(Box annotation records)

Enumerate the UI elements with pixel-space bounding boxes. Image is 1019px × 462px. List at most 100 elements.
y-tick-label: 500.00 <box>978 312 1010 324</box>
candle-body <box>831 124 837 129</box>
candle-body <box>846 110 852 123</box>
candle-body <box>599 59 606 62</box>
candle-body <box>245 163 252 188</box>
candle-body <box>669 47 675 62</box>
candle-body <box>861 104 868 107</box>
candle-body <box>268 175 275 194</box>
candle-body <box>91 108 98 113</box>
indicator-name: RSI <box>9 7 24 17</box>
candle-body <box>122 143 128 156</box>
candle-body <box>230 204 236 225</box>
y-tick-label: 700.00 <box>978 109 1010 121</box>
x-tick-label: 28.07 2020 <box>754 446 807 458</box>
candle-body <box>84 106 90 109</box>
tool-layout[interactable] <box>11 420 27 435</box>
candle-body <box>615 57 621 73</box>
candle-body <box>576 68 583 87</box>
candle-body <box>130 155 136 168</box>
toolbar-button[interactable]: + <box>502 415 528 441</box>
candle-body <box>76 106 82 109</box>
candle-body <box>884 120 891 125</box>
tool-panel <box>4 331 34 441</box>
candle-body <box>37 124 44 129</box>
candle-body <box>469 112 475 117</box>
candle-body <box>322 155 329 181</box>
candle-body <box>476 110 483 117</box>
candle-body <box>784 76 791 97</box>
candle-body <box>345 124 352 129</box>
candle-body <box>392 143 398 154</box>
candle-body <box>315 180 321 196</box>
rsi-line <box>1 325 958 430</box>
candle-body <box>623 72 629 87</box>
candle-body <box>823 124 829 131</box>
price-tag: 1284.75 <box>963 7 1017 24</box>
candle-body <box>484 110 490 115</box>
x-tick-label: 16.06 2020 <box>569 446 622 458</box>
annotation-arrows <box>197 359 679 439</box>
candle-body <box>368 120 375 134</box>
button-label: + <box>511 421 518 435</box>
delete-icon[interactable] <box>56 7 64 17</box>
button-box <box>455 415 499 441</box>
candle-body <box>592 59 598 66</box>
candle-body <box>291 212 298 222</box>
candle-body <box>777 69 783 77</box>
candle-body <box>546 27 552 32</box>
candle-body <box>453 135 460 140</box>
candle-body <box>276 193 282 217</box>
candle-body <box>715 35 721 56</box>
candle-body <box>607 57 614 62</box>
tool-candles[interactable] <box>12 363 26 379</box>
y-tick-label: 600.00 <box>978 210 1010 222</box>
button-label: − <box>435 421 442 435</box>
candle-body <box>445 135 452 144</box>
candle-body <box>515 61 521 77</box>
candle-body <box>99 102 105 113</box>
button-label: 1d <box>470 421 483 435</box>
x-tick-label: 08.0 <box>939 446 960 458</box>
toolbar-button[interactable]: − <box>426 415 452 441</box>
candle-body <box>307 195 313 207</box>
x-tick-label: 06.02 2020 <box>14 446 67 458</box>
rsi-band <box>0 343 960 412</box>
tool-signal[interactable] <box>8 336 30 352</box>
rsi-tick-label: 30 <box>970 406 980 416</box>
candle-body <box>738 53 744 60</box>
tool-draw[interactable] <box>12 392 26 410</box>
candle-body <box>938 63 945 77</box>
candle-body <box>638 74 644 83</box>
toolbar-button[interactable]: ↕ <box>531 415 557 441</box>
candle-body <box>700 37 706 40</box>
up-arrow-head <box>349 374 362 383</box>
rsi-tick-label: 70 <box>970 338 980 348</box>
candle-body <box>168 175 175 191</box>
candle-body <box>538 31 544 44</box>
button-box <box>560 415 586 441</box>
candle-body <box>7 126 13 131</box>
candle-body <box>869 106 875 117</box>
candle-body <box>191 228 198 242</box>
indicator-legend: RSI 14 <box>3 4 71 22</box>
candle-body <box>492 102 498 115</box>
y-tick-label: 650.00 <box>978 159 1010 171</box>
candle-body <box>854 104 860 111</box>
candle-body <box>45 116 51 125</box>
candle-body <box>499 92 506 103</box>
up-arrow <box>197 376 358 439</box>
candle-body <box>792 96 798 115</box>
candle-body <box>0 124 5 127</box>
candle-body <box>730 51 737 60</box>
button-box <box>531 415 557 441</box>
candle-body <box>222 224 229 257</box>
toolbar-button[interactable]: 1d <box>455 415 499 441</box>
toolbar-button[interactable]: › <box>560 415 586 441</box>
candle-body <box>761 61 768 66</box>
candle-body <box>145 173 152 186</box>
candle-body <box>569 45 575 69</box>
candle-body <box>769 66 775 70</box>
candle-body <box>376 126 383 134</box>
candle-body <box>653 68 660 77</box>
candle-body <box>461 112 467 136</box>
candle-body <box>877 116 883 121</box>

Exercise details: Put every line of the records above into a Markdown table, leaving out blank lines. Use a column named "Row" for the row number and a column named "Line" for the line itself.

Solution below:
| Row | Line |
|---|---|
| 1 | Enumerate the UI elements with pixel-space bounding boxes. Image is 1019px × 462px. List at most 100 elements. |
| 2 | y-tick-label: 500.00 <box>978 312 1010 324</box> |
| 3 | candle-body <box>831 124 837 129</box> |
| 4 | candle-body <box>846 110 852 123</box> |
| 5 | candle-body <box>599 59 606 62</box> |
| 6 | candle-body <box>245 163 252 188</box> |
| 7 | candle-body <box>669 47 675 62</box> |
| 8 | candle-body <box>861 104 868 107</box> |
| 9 | candle-body <box>268 175 275 194</box> |
| 10 | candle-body <box>91 108 98 113</box> |
| 11 | indicator-name: RSI <box>9 7 24 17</box> |
| 12 | candle-body <box>122 143 128 156</box> |
| 13 | candle-body <box>230 204 236 225</box> |
| 14 | y-tick-label: 700.00 <box>978 109 1010 121</box> |
| 15 | x-tick-label: 28.07 2020 <box>754 446 807 458</box> |
| 16 | candle-body <box>84 106 90 109</box> |
| 17 | tool-layout[interactable] <box>11 420 27 435</box> |
| 18 | candle-body <box>615 57 621 73</box> |
| 19 | candle-body <box>576 68 583 87</box> |
| 20 | candle-body <box>130 155 136 168</box> |
| 21 | toolbar-button[interactable]: + <box>502 415 528 441</box> |
| 22 | candle-body <box>76 106 82 109</box> |
| 23 | candle-body <box>884 120 891 125</box> |
| 24 | tool-panel <box>4 331 34 441</box> |
| 25 | candle-body <box>37 124 44 129</box> |
| 26 | candle-body <box>469 112 475 117</box> |
| 27 | candle-body <box>322 155 329 181</box> |
| 28 | candle-body <box>476 110 483 117</box> |
| 29 | candle-body <box>784 76 791 97</box> |
| 30 | candle-body <box>345 124 352 129</box> |
| 31 | candle-body <box>392 143 398 154</box> |
| 32 | candle-body <box>315 180 321 196</box> |
| 33 | rsi-line <box>1 325 958 430</box> |
| 34 | candle-body <box>623 72 629 87</box> |
| 35 | candle-body <box>823 124 829 131</box> |
| 36 | price-tag: 1284.75 <box>963 7 1017 24</box> |
| 37 | candle-body <box>484 110 490 115</box> |
| 38 | x-tick-label: 16.06 2020 <box>569 446 622 458</box> |
| 39 | annotation-arrows <box>197 359 679 439</box> |
| 40 | candle-body <box>368 120 375 134</box> |
| 41 | button-label: + <box>511 421 518 435</box> |
| 42 | delete-icon[interactable] <box>56 7 64 17</box> |
| 43 | button-box <box>455 415 499 441</box> |
| 44 | candle-body <box>592 59 598 66</box> |
| 45 | candle-body <box>291 212 298 222</box> |
| 46 | candle-body <box>777 69 783 77</box> |
| 47 | candle-body <box>546 27 552 32</box> |
| 48 | candle-body <box>453 135 460 140</box> |
| 49 | candle-body <box>276 193 282 217</box> |
| 50 | candle-body <box>715 35 721 56</box> |
| 51 | candle-body <box>607 57 614 62</box> |
| 52 | tool-candles[interactable] <box>12 363 26 379</box> |
| 53 | y-tick-label: 600.00 <box>978 210 1010 222</box> |
| 54 | button-label: − <box>435 421 442 435</box> |
| 55 | candle-body <box>445 135 452 144</box> |
| 56 | candle-body <box>515 61 521 77</box> |
| 57 | candle-body <box>99 102 105 113</box> |
| 58 | button-label: 1d <box>470 421 483 435</box> |
| 59 | x-tick-label: 08.0 <box>939 446 960 458</box> |
| 60 | toolbar-button[interactable]: − <box>426 415 452 441</box> |
| 61 | candle-body <box>307 195 313 207</box> |
| 62 | x-tick-label: 06.02 2020 <box>14 446 67 458</box> |
| 63 | rsi-band <box>0 343 960 412</box> |
| 64 | tool-signal[interactable] <box>8 336 30 352</box> |
| 65 | rsi-tick-label: 30 <box>970 406 980 416</box> |
| 66 | candle-body <box>738 53 744 60</box> |
| 67 | tool-draw[interactable] <box>12 392 26 410</box> |
| 68 | candle-body <box>938 63 945 77</box> |
| 69 | candle-body <box>638 74 644 83</box> |
| 70 | toolbar-button[interactable]: ↕ <box>531 415 557 441</box> |
| 71 | candle-body <box>700 37 706 40</box> |
| 72 | up-arrow-head <box>349 374 362 383</box> |
| 73 | rsi-tick-label: 70 <box>970 338 980 348</box> |
| 74 | candle-body <box>168 175 175 191</box> |
| 75 | candle-body <box>538 31 544 44</box> |
| 76 | button-box <box>560 415 586 441</box> |
| 77 | candle-body <box>7 126 13 131</box> |
| 78 | candle-body <box>869 106 875 117</box> |
| 79 | candle-body <box>191 228 198 242</box> |
| 80 | indicator-legend: RSI 14 <box>3 4 71 22</box> |
| 81 | candle-body <box>492 102 498 115</box> |
| 82 | y-tick-label: 650.00 <box>978 159 1010 171</box> |
| 83 | candle-body <box>854 104 860 111</box> |
| 84 | candle-body <box>45 116 51 125</box> |
| 85 | candle-body <box>499 92 506 103</box> |
| 86 | up-arrow <box>197 376 358 439</box> |
| 87 | candle-body <box>792 96 798 115</box> |
| 88 | candle-body <box>0 124 5 127</box> |
| 89 | candle-body <box>730 51 737 60</box> |
| 90 | button-box <box>531 415 557 441</box> |
| 91 | candle-body <box>222 224 229 257</box> |
| 92 | toolbar-button[interactable]: 1d <box>455 415 499 441</box> |
| 93 | toolbar-button[interactable]: › <box>560 415 586 441</box> |
| 94 | candle-body <box>761 61 768 66</box> |
| 95 | candle-body <box>145 173 152 186</box> |
| 96 | candle-body <box>569 45 575 69</box> |
| 97 | candle-body <box>769 66 775 70</box> |
| 98 | candle-body <box>376 126 383 134</box> |
| 99 | candle-body <box>653 68 660 77</box> |
| 100 | candle-body <box>461 112 467 136</box> |
| 101 | candle-body <box>877 116 883 121</box> |